### What to do
Copy all lines in which the word "activo" can be found.

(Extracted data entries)

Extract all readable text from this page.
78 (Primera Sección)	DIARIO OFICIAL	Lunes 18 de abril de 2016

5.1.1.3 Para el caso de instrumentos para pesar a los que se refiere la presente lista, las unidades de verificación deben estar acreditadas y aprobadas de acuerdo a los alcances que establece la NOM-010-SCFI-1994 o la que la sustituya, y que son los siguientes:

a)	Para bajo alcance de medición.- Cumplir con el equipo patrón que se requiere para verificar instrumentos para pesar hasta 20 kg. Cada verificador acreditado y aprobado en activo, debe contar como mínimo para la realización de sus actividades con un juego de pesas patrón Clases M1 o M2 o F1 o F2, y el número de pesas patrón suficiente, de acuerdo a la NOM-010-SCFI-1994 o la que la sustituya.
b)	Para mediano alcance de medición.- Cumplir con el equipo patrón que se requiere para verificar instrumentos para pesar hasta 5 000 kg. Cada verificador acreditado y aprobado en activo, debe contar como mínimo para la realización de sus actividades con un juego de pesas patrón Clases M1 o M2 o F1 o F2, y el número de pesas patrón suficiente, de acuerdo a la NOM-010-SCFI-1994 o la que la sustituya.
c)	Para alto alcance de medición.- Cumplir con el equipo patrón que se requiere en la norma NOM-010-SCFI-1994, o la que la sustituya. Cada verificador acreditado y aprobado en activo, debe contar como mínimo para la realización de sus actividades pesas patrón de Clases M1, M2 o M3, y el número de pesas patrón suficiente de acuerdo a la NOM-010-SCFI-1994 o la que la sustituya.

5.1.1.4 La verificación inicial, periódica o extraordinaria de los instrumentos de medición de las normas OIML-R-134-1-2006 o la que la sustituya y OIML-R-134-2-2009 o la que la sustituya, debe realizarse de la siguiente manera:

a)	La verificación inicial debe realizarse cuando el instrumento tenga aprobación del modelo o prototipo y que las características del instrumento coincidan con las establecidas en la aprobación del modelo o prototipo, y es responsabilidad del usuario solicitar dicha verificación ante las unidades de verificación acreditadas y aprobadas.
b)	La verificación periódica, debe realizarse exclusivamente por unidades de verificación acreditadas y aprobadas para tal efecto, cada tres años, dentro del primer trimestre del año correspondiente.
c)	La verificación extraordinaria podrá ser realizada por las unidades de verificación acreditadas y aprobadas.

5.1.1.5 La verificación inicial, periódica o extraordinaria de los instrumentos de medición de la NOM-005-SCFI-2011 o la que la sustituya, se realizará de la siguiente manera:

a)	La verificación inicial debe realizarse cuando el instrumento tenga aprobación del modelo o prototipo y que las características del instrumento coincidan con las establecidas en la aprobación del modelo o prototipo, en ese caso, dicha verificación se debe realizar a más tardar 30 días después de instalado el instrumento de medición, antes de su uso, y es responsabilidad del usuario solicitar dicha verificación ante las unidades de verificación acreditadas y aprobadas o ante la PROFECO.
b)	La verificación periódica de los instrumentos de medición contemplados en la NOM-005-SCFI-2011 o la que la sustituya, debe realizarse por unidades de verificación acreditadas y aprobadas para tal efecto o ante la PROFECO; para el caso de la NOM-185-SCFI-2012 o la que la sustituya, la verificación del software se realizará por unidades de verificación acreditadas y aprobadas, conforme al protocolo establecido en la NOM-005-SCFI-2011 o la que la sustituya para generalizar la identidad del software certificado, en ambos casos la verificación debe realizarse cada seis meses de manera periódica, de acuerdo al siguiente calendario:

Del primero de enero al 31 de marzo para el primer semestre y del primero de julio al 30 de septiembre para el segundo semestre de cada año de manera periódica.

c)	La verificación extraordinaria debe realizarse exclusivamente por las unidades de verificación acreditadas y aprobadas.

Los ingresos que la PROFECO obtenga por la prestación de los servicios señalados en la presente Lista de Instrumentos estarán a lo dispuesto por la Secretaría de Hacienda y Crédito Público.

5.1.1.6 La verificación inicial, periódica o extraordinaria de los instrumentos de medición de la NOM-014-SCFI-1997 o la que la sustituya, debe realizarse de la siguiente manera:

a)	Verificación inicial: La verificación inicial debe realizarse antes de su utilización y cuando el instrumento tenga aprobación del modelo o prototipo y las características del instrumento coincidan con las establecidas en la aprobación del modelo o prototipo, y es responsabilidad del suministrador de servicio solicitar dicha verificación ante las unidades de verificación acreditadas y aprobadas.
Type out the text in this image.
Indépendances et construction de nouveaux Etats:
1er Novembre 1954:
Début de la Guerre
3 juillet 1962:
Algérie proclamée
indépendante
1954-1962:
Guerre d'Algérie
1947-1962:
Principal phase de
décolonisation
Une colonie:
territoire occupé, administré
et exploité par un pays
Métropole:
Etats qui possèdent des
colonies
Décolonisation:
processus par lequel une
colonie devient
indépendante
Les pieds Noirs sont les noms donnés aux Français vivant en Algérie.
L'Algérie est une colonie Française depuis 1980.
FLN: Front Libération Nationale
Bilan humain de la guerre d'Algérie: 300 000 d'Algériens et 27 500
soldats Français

### Complete output
a)	Para bajo alcance de medición.- Cumplir con el equipo patrón que se requiere para verificar instrumentos para pesar hasta 20 kg. Cada verificador acreditado y aprobado en activo, debe contar como mínimo para la realización de sus actividades con un juego de pesas patrón Clases M1 o M2 o F1 o F2, y el número de pesas patrón suficiente, de acuerdo a la NOM-010-SCFI-1994 o la que la sustituya.
b)	Para mediano alcance de medición.- Cumplir con el equipo patrón que se requiere para verificar instrumentos para pesar hasta 5 000 kg. Cada verificador acreditado y aprobado en activo, debe contar como mínimo para la realización de sus actividades con un juego de pesas patrón Clases M1 o M2 o F1 o F2, y el número de pesas patrón suficiente, de acuerdo a la NOM-010-SCFI-1994 o la que la sustituya.
c)	Para alto alcance de medición.- Cumplir con el equipo patrón que se requiere en la norma NOM-010-SCFI-1994, o la que la sustituya. Cada verificador acreditado y aprobado en activo, debe contar como mínimo para la realización de sus actividades pesas patrón de Clases M1, M2 o M3, y el número de pesas patrón suficiente de acuerdo a la NOM-010-SCFI-1994 o la que la sustituya.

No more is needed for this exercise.